## Given problem
Look through the material below. Copy each line that contains the string "Hardware".

## Stored rows
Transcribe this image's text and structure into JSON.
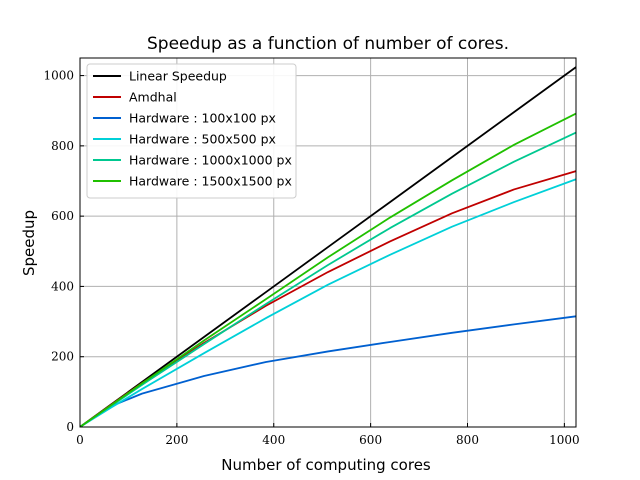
{
  "chart_data": {
    "type": "line",
    "title": "Speedup as a function of number of cores.",
    "xlabel": "Number of computing cores",
    "ylabel": "Speedup",
    "xlim": [
      0,
      1024
    ],
    "ylim": [
      0,
      1050
    ],
    "xticks": [
      0,
      200,
      400,
      600,
      800,
      1000
    ],
    "yticks": [
      0,
      200,
      400,
      600,
      800,
      1000
    ],
    "grid": true,
    "legend_position": "top-left",
    "x": [
      1,
      64,
      128,
      256,
      384,
      512,
      640,
      768,
      896,
      1024
    ],
    "series": [
      {
        "name": "Linear Speedup",
        "color": "#000000",
        "values": [
          1,
          64,
          128,
          256,
          384,
          512,
          640,
          768,
          896,
          1024
        ]
      },
      {
        "name": "Amdhal",
        "color": "#c00000",
        "values": [
          1,
          63,
          125,
          239,
          345,
          441,
          528,
          608,
          676,
          728
        ]
      },
      {
        "name": "Hardware : 100x100 px",
        "color": "#0060d0",
        "values": [
          1,
          59,
          95,
          145,
          185,
          215,
          242,
          268,
          292,
          315
        ]
      },
      {
        "name": "Hardware : 500x500 px",
        "color": "#00d0d8",
        "values": [
          1,
          55,
          108,
          210,
          310,
          405,
          490,
          570,
          640,
          705
        ]
      },
      {
        "name": "Hardware : 1000x1000 px",
        "color": "#00c890",
        "values": [
          1,
          60,
          120,
          236,
          350,
          461,
          566,
          664,
          755,
          838
        ]
      },
      {
        "name": "Hardware : 1500x1500 px",
        "color": "#20c000",
        "values": [
          1,
          62,
          124,
          246,
          364,
          483,
          596,
          702,
          803,
          892
        ]
      }
    ]
  }
}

## Written response
        "name": "Hardware : 100x100 px",
        "name": "Hardware : 500x500 px",
        "name": "Hardware : 1000x1000 px",
        "name": "Hardware : 1500x1500 px",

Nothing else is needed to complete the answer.